### [Your goal]
List each line of the data in which the string "Applied" appears.

Collected data
* start *

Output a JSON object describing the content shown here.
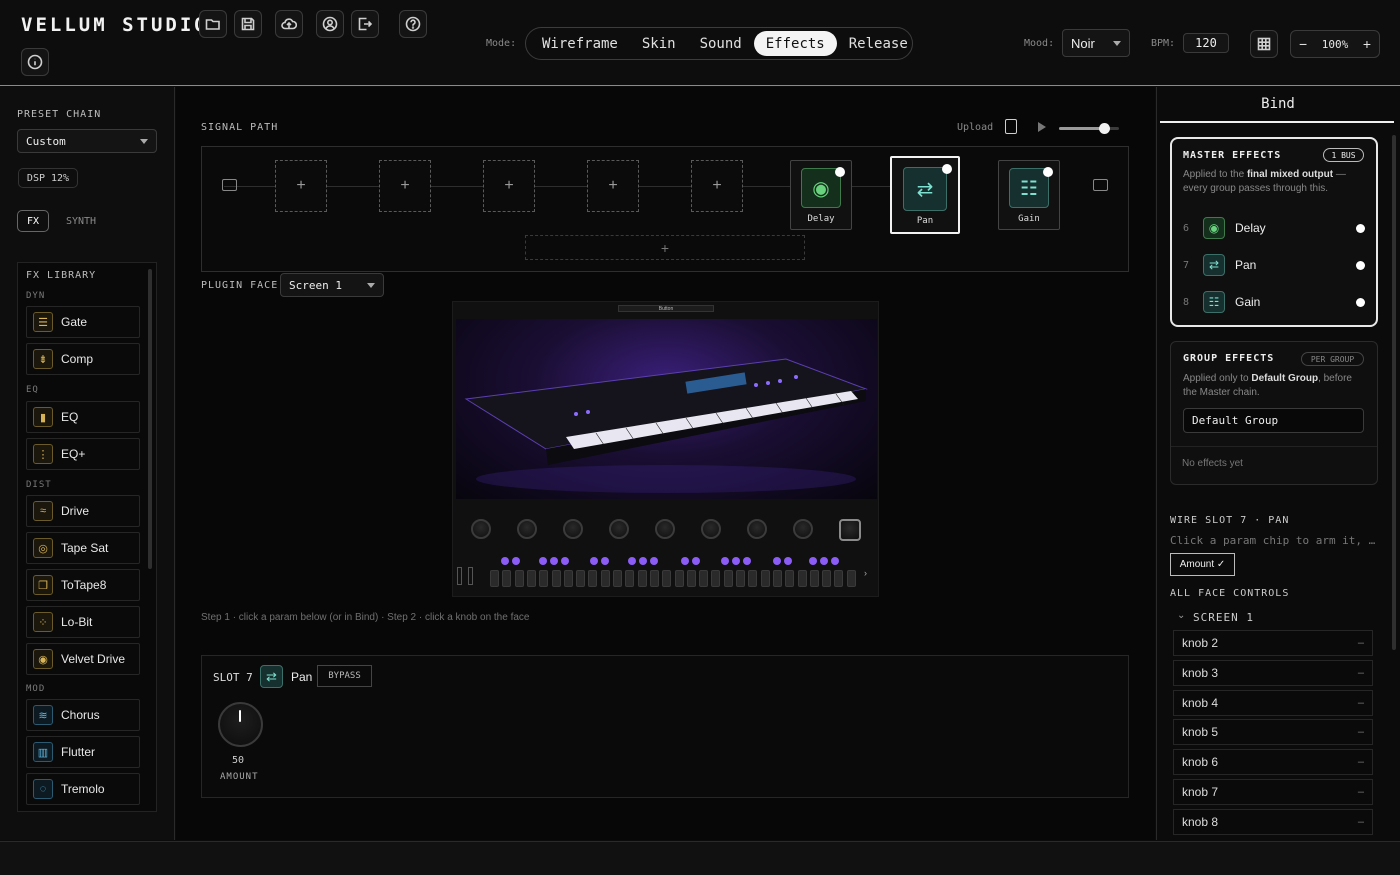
{
  "app": {
    "title": "VELLUM STUDIO"
  },
  "toolbar": {
    "icons": [
      "folder-open-icon",
      "save-icon",
      "cloud-upload-icon",
      "account-icon",
      "logout-icon",
      "help-icon",
      "info-icon"
    ]
  },
  "mode": {
    "label": "Mode:",
    "tabs": [
      "Wireframe",
      "Skin",
      "Sound",
      "Effects",
      "Release"
    ],
    "active": "Effects"
  },
  "mood": {
    "label": "Mood:",
    "value": "Noir"
  },
  "bpm": {
    "label": "BPM:",
    "value": "120"
  },
  "zoom": {
    "minus": "−",
    "value": "100%",
    "plus": "+"
  },
  "left": {
    "preset_title": "PRESET CHAIN",
    "preset_value": "Custom",
    "dsp": "DSP 12%",
    "tab_fx": "FX",
    "tab_synth": "SYNTH",
    "library_title": "FX LIBRARY",
    "cats": {
      "dyn": "DYN",
      "eq": "EQ",
      "dist": "DIST",
      "mod": "MOD"
    },
    "items": [
      "Gate",
      "Comp",
      "EQ",
      "EQ+",
      "Drive",
      "Tape Sat",
      "ToTape8",
      "Lo-Bit",
      "Velvet Drive",
      "Chorus",
      "Flutter",
      "Tremolo"
    ]
  },
  "signal": {
    "title": "SIGNAL PATH",
    "upload": "Upload",
    "empty_slot": "+",
    "add": "+",
    "effects": [
      "Delay",
      "Pan",
      "Gain"
    ],
    "preview_level": 0.75
  },
  "plugin": {
    "label": "PLUGIN FACE",
    "screen": "Screen 1",
    "preview_title": "Button",
    "hint": "Step 1 · click a param below (or in Bind) · Step 2 · click a knob on the face"
  },
  "slot": {
    "label": "SLOT 7",
    "name": "Pan",
    "bypass": "BYPASS",
    "amount_value": "50",
    "amount_label": "AMOUNT"
  },
  "bind": {
    "header": "Bind",
    "master_title": "MASTER EFFECTS",
    "master_badge": "1 BUS",
    "master_desc_a": "Applied to the ",
    "master_desc_b": "final mixed output",
    "master_desc_c": " — every group passes through this.",
    "master_fx": [
      {
        "n": "6",
        "name": "Delay"
      },
      {
        "n": "7",
        "name": "Pan"
      },
      {
        "n": "8",
        "name": "Gain"
      }
    ],
    "group_title": "GROUP EFFECTS",
    "group_badge": "PER GROUP",
    "group_desc_a": "Applied only to ",
    "group_desc_b": "Default Group",
    "group_desc_c": ", before the Master chain.",
    "group_value": "Default Group",
    "group_empty": "No effects yet",
    "wire_title": "WIRE SLOT 7 · PAN",
    "wire_hint": "Click a param chip to arm it, …",
    "wire_chip": "Amount ✓",
    "all_title": "ALL FACE CONTROLS",
    "screen_group": "SCREEN 1",
    "controls": [
      "knob 2",
      "knob 3",
      "knob 4",
      "knob 5",
      "knob 6",
      "knob 7",
      "knob 8"
    ],
    "control_dash": "–"
  },
  "colors": {
    "accent": "#7ee0d0",
    "lib_icon": "#d7b458",
    "preview_glow": "#7a4dff"
  }
}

* end *

### [Output of the task]
    "master_desc_a": "Applied to the ",
    "group_desc_a": "Applied only to ",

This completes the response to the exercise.